PROBLEM STATEMENT
Give the number of lines that hold the string "answer". Nothing else is needed.

TASK DATA
## START

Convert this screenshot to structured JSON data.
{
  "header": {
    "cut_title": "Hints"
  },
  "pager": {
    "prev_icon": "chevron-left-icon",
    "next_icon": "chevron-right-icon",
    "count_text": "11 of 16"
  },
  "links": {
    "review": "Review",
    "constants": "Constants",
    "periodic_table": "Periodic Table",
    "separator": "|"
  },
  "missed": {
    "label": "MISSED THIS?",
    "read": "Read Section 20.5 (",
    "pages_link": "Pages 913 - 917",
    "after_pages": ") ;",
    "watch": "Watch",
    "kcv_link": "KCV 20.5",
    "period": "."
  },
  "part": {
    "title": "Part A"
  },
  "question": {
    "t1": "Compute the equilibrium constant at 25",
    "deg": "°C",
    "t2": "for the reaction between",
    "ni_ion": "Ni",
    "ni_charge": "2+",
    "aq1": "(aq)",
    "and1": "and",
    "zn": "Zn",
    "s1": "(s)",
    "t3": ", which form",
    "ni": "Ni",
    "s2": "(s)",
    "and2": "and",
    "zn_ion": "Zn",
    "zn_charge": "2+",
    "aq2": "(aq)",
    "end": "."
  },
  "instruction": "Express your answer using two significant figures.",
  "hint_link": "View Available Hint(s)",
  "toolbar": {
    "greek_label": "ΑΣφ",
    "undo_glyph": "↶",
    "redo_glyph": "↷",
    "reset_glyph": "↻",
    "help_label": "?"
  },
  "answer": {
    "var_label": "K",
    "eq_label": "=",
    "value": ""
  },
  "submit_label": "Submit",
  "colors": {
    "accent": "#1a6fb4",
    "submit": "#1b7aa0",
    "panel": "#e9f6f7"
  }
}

## END

COMPLETED EXERCISE
2